▶ Direction
Filter these entries so that only lines with the word "化工论文" remain.

▶ Entries
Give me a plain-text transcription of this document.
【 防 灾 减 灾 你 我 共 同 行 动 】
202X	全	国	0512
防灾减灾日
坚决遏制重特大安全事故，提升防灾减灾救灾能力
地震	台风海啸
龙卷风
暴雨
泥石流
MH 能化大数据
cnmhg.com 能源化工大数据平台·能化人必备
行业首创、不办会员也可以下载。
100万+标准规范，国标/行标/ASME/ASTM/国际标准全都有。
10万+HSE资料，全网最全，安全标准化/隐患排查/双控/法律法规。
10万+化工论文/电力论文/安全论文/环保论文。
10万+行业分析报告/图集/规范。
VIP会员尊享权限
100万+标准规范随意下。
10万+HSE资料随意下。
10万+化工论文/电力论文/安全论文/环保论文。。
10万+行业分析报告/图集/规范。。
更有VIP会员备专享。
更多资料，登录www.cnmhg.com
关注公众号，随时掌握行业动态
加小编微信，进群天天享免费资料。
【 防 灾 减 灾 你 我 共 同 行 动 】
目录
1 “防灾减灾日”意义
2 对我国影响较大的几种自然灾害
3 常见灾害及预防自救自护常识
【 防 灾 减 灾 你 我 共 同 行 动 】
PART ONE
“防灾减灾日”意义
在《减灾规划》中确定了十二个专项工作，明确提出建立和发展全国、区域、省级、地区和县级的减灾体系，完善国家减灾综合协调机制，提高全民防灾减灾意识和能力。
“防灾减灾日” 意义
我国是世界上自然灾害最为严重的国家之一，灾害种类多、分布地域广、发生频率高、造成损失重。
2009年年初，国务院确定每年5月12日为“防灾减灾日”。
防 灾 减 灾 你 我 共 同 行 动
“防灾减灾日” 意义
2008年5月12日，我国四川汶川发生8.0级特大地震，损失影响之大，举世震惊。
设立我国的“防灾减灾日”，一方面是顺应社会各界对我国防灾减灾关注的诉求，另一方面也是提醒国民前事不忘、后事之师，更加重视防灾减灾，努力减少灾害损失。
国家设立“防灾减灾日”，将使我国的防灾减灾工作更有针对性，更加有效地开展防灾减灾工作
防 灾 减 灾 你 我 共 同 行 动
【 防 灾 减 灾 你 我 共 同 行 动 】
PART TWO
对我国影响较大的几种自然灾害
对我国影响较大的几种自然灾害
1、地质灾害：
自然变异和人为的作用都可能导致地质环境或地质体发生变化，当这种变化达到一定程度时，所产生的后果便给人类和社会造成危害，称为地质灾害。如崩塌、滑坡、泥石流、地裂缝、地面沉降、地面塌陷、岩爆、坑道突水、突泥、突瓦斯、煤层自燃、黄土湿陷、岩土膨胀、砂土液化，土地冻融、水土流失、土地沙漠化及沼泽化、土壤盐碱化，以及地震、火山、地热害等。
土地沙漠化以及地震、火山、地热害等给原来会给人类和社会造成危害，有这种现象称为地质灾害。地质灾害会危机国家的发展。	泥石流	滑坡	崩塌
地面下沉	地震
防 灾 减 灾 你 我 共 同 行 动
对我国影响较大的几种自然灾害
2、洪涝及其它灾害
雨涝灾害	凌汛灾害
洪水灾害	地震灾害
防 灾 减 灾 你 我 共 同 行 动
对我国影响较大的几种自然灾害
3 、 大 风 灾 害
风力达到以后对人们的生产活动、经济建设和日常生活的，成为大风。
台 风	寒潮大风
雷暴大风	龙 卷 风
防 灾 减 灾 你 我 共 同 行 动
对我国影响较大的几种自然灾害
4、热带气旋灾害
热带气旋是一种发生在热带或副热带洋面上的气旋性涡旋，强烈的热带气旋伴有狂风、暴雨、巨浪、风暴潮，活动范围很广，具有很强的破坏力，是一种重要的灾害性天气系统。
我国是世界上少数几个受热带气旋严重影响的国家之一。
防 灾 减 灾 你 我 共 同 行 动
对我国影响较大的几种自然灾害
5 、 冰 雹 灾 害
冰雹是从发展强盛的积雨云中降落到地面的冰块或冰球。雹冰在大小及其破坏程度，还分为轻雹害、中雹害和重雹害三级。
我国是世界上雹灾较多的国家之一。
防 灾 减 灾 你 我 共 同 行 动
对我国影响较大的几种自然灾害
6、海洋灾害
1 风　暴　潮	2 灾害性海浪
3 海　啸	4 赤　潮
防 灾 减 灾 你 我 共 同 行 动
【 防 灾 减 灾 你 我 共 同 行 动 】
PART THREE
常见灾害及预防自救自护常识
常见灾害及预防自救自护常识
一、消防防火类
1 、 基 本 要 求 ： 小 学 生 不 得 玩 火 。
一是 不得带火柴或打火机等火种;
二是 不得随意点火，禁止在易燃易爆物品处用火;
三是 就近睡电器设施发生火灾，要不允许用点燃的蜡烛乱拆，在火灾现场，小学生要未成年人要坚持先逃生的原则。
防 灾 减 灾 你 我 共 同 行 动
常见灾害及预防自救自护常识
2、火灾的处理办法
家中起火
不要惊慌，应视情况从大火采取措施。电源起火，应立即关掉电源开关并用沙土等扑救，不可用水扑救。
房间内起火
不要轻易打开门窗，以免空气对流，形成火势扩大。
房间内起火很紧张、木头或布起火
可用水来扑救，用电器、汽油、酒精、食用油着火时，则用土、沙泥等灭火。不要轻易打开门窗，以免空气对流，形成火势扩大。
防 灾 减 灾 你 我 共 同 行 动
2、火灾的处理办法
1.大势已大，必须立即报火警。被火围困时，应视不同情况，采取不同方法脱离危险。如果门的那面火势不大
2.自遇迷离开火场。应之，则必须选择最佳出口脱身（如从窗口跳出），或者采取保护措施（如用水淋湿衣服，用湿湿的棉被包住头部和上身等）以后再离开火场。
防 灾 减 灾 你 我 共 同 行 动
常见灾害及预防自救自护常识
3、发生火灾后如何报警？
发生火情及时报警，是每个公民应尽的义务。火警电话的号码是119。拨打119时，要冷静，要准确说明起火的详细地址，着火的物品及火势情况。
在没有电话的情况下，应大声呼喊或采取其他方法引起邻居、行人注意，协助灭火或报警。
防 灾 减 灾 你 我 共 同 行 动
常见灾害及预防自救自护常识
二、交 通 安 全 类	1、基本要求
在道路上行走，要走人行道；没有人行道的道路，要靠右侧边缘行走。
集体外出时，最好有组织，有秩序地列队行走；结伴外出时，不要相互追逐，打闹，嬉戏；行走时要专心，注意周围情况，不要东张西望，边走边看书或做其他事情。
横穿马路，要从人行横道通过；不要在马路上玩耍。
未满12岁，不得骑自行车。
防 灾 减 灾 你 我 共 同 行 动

▶ Written answer
10万+化工论文/电力论文/安全论文/环保论文。
10万+化工论文/电力论文/安全论文/环保论文。。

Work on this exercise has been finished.